» TASK REQUIREMENTS
Each line in the entries below that holds the string "name" is to be listed.
------------------------
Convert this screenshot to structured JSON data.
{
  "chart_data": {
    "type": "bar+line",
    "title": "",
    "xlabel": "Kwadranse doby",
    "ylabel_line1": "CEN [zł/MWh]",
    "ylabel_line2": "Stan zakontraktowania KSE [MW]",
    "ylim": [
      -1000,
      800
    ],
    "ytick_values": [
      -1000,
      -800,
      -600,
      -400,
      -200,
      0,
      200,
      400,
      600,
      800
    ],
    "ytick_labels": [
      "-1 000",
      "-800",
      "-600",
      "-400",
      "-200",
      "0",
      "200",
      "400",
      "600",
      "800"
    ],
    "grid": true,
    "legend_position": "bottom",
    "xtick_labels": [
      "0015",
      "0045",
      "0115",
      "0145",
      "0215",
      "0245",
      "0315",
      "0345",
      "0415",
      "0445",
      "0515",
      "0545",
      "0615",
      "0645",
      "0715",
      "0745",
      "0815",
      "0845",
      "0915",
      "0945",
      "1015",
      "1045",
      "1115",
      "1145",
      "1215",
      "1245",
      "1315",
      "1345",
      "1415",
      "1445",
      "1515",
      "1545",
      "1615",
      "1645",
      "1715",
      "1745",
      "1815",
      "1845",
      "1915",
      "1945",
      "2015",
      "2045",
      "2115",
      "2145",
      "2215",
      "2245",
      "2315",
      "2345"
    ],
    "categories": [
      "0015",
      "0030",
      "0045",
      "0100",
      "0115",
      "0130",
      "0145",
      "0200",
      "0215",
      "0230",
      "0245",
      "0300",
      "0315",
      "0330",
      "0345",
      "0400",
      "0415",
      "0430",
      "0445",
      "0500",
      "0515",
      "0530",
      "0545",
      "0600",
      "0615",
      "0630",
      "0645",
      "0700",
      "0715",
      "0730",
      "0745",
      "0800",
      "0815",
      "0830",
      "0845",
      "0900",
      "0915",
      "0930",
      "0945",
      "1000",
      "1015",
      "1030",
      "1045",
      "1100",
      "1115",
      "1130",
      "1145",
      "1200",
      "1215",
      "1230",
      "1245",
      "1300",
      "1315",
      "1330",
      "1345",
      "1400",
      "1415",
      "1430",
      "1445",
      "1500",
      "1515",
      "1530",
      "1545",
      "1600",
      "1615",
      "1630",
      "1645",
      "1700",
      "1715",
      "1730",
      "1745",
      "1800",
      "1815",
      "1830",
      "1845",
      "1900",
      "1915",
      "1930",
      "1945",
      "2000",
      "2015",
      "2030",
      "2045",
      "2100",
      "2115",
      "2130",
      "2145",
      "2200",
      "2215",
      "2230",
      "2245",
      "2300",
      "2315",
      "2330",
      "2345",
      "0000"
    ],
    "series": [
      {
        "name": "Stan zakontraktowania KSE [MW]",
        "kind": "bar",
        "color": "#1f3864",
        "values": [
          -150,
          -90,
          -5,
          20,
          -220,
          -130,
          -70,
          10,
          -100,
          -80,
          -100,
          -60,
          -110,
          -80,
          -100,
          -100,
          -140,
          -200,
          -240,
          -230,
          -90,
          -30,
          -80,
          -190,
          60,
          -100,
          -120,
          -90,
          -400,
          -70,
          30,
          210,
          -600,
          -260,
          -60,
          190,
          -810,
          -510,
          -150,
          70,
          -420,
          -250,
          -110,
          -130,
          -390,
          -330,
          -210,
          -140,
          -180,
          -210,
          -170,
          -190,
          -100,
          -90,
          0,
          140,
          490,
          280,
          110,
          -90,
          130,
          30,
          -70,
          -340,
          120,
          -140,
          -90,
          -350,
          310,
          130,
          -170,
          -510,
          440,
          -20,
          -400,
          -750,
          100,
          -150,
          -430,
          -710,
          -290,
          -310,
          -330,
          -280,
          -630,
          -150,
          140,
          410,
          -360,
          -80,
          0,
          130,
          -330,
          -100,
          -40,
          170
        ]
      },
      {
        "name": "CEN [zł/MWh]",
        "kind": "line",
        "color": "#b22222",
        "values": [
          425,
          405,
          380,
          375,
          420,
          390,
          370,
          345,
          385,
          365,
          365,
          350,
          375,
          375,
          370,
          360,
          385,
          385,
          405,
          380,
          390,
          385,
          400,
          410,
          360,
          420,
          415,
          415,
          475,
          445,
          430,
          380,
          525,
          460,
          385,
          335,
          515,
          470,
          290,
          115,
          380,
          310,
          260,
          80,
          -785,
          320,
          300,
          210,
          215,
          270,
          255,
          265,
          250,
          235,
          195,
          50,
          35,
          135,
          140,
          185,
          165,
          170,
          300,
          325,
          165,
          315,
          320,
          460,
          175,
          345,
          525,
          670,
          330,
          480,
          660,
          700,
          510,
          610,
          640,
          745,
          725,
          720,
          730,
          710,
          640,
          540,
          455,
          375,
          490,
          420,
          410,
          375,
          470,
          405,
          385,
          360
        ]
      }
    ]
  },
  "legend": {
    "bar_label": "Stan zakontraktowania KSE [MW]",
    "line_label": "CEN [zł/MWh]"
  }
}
------------------------
» SOLVED PROBLEM
        "name": "Stan zakontraktowania KSE [MW]",
        "name": "CEN [zł/MWh]",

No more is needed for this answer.